A run of records:
----------------------------------------

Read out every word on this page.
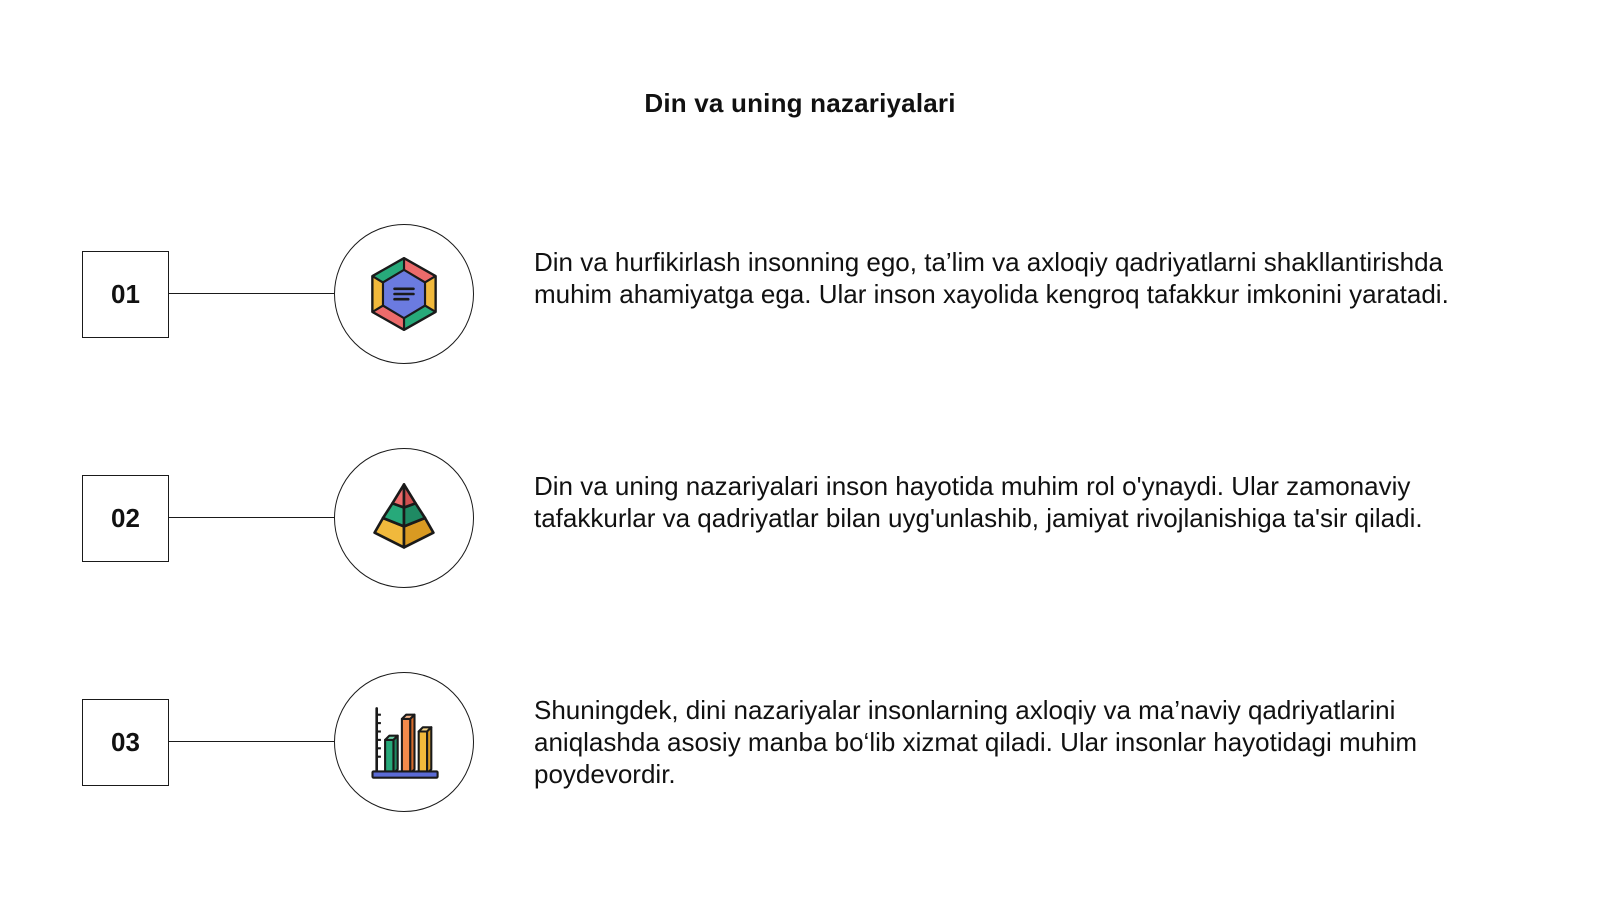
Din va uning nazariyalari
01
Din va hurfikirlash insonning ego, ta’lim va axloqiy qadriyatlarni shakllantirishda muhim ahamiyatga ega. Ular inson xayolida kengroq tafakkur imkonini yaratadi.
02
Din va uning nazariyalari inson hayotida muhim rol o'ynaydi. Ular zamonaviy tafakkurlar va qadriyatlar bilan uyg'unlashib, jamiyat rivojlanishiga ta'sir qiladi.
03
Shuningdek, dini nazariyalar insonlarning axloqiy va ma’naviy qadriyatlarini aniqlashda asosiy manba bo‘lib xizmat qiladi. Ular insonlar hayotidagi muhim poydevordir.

----------------------------------------

Requirements:
Copy the records above exactly, leaving out every picture.

Answer below:
Read out every word on this page.
Din va uning nazariyalari
01
Din va hurfikirlash insonning ego, ta’lim va axloqiy qadriyatlarni shakllantirishda muhim ahamiyatga ega. Ular inson xayolida kengroq tafakkur imkonini yaratadi.
02
Din va uning nazariyalari inson hayotida muhim rol o'ynaydi. Ular zamonaviy tafakkurlar va qadriyatlar bilan uyg'unlashib, jamiyat rivojlanishiga ta'sir qiladi.
03
Shuningdek, dini nazariyalar insonlarning axloqiy va ma’naviy qadriyatlarini aniqlashda asosiy manba bo‘lib xizmat qiladi. Ular insonlar hayotidagi muhim poydevordir.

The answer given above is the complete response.